- [Prompt]:
Extract all lines that hold the string "this".

- [Data lines]:
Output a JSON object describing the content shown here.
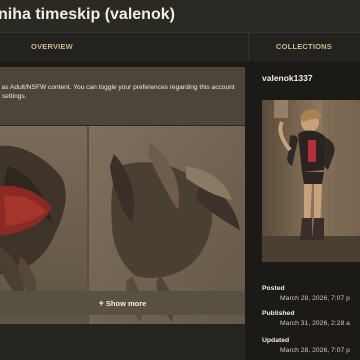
{
  "header": {
    "title": "niha timeskip (valenok)"
  },
  "tabs": [
    {
      "label": "OVERVIEW"
    },
    {
      "label": "COLLECTIONS"
    }
  ],
  "notice": {
    "text": "d as Adult/NSFW content. You can toggle your preferences regarding this account settings."
  },
  "gallery": {
    "show_more_label": "Show more",
    "show_more_icon": "plus-icon"
  },
  "sidebar": {
    "uploader": "valenok1337",
    "meta": [
      {
        "label": "Posted",
        "value": "March 28, 2026, 7:07 p"
      },
      {
        "label": "Published",
        "value": "March 31, 2026, 2:28 a"
      },
      {
        "label": "Updated",
        "value": "March 28, 2026, 7:07 p"
      }
    ]
  },
  "colors": {
    "accent": "#c8b98d",
    "background": "#1c1a17",
    "panel": "#2b2924",
    "notice": "#4d4539",
    "button": "#585040"
  }
}
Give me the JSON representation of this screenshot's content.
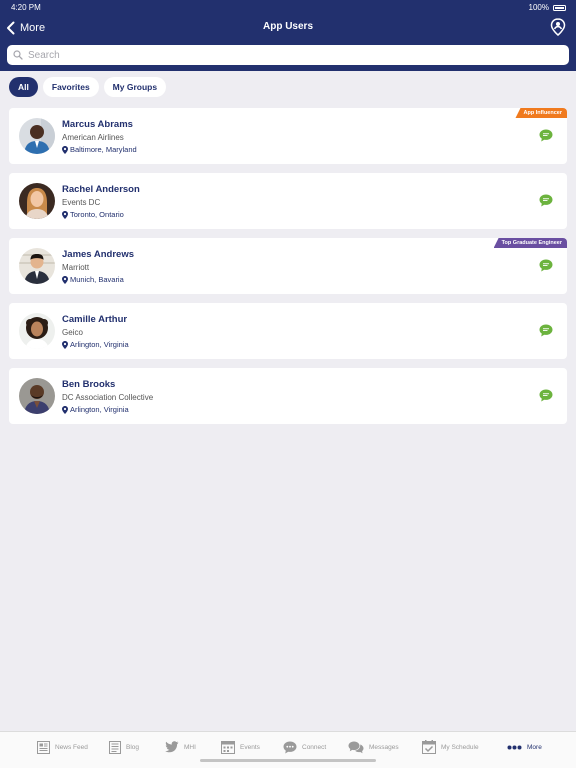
{
  "status": {
    "time": "4:20 PM",
    "battery": "100%"
  },
  "header": {
    "back_label": "More",
    "title": "App Users"
  },
  "search": {
    "placeholder": "Search",
    "value": ""
  },
  "filters": [
    {
      "label": "All",
      "active": true
    },
    {
      "label": "Favorites",
      "active": false
    },
    {
      "label": "My Groups",
      "active": false
    }
  ],
  "users": [
    {
      "name": "Marcus Abrams",
      "org": "American Airlines",
      "location": "Baltimore, Maryland",
      "badge": "App Influencer",
      "badge_color": "#f07a1e"
    },
    {
      "name": "Rachel Anderson",
      "org": "Events DC",
      "location": "Toronto, Ontario",
      "badge": "",
      "badge_color": ""
    },
    {
      "name": "James Andrews",
      "org": "Marriott",
      "location": "Munich, Bavaria",
      "badge": "Top Graduate Engineer",
      "badge_color": "#6a4fa1"
    },
    {
      "name": "Camille Arthur",
      "org": "Geico",
      "location": "Arlington, Virginia",
      "badge": "",
      "badge_color": ""
    },
    {
      "name": "Ben Brooks",
      "org": "DC Association Collective",
      "location": "Arlington, Virginia",
      "badge": "",
      "badge_color": ""
    }
  ],
  "tabbar": {
    "items": [
      {
        "label": "News Feed",
        "icon": "newspaper-icon"
      },
      {
        "label": "Blog",
        "icon": "blog-icon"
      },
      {
        "label": "MHI",
        "icon": "twitter-icon"
      },
      {
        "label": "Events",
        "icon": "calendar-icon"
      },
      {
        "label": "Connect",
        "icon": "chat-bubble-icon"
      },
      {
        "label": "Messages",
        "icon": "messages-icon"
      },
      {
        "label": "My Schedule",
        "icon": "calendar-check-icon"
      },
      {
        "label": "More",
        "icon": "more-dots-icon"
      }
    ],
    "active": "More"
  },
  "colors": {
    "primary": "#22306e",
    "chat_green": "#6cb33e",
    "background": "#eeedf2"
  }
}
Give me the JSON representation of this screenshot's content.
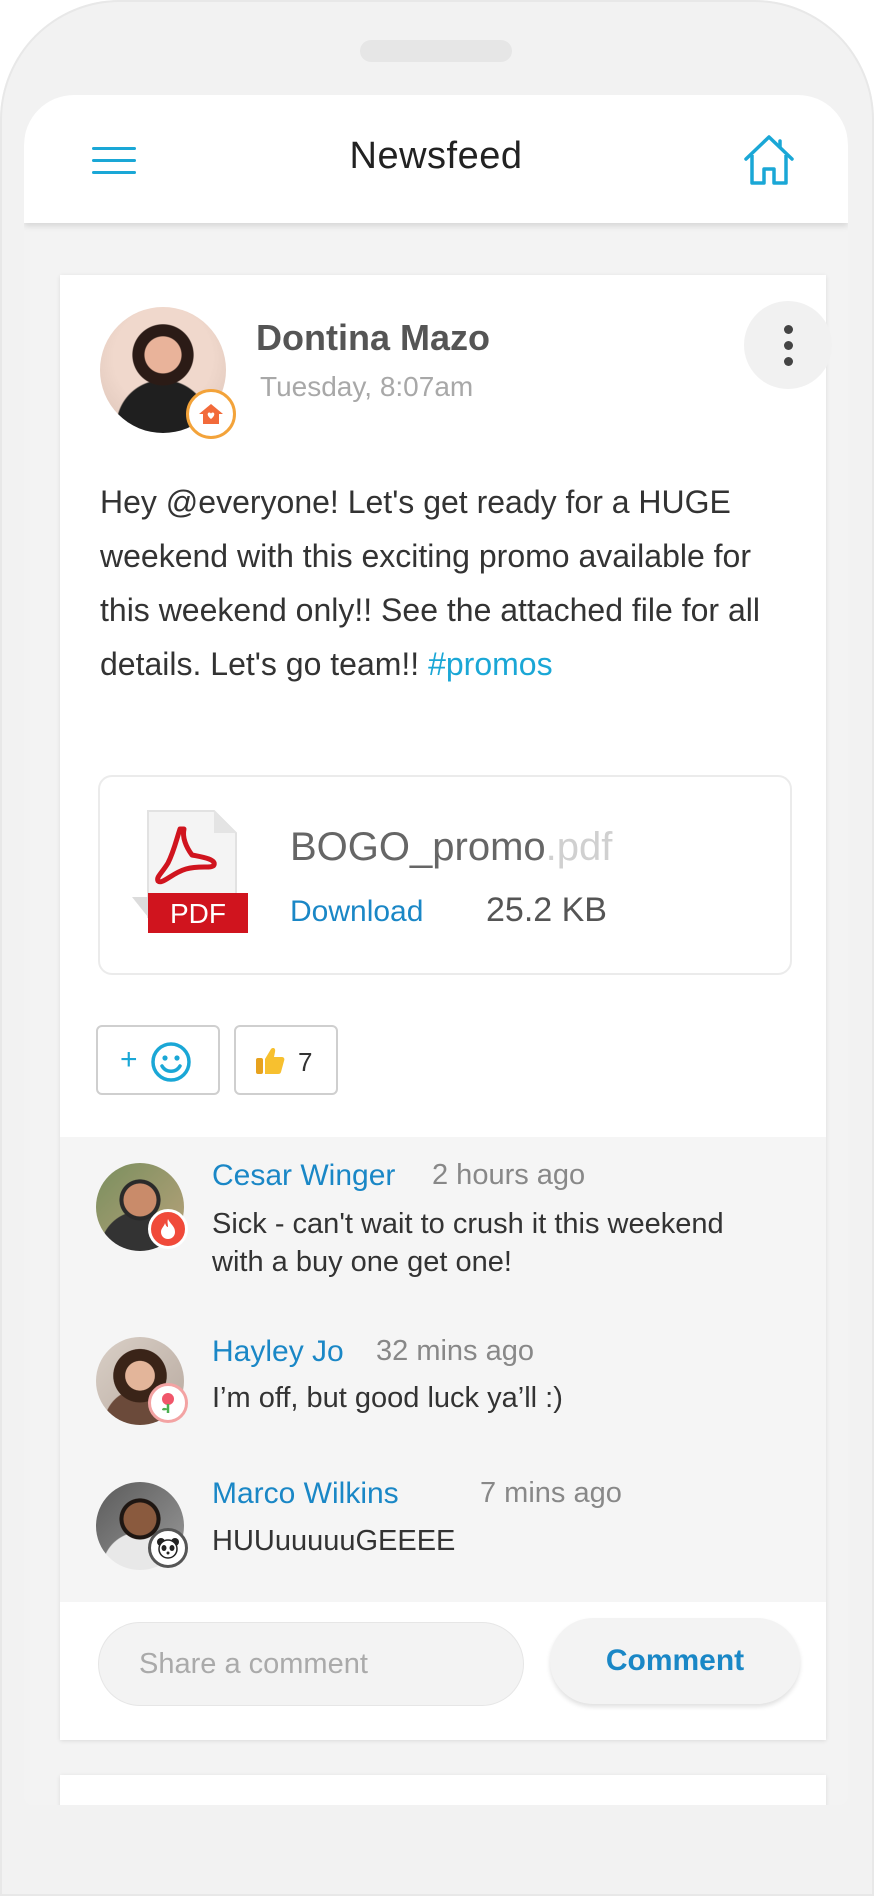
{
  "header": {
    "title": "Newsfeed",
    "menu_icon": "hamburger-menu-icon",
    "home_icon": "home-icon"
  },
  "post": {
    "author": "Dontina Mazo",
    "timestamp": "Tuesday, 8:07am",
    "body_text": "Hey @everyone! Let's get ready for a HUGE weekend with this exciting promo available for this weekend only!! See the attached file for all details. Let's go team!!",
    "hashtag": "#promos",
    "attachment": {
      "file_base": "BOGO_promo",
      "file_ext": ".pdf",
      "icon_label": "PDF",
      "download_label": "Download",
      "size": "25.2 KB"
    },
    "reactions": {
      "add_label": "+",
      "like_count": "7"
    }
  },
  "comments": [
    {
      "name": "Cesar Winger",
      "time": "2 hours ago",
      "text": "Sick - can't wait to crush it this weekend with a buy one get one!",
      "badge": "fire-icon"
    },
    {
      "name": "Hayley Jo",
      "time": "32 mins ago",
      "text": "I’m off, but good luck ya’ll :)",
      "badge": "flower-icon"
    },
    {
      "name": "Marco Wilkins",
      "time": "7 mins ago",
      "text": "HUUuuuuuGEEEE",
      "badge": "panda-icon"
    }
  ],
  "composer": {
    "placeholder": "Share a comment",
    "button_label": "Comment"
  },
  "colors": {
    "accent": "#1aa7d6",
    "link": "#1a87c6",
    "pdf_red": "#d0141e"
  }
}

- [Completed task]:
    "text": "d as Adult/NSFW content. You can toggle your preferences regarding this account settings."
Give me the JSON representation of this screenshot's content.
Give me the JSON representation of this screenshot's content.
    "body_text": "Hey @everyone! Let's get ready for a HUGE weekend with this exciting promo available for this weekend only!! See the attached file for all details. Let's go team!!",
      "text": "Sick - can't wait to crush it this weekend with a buy one get one!",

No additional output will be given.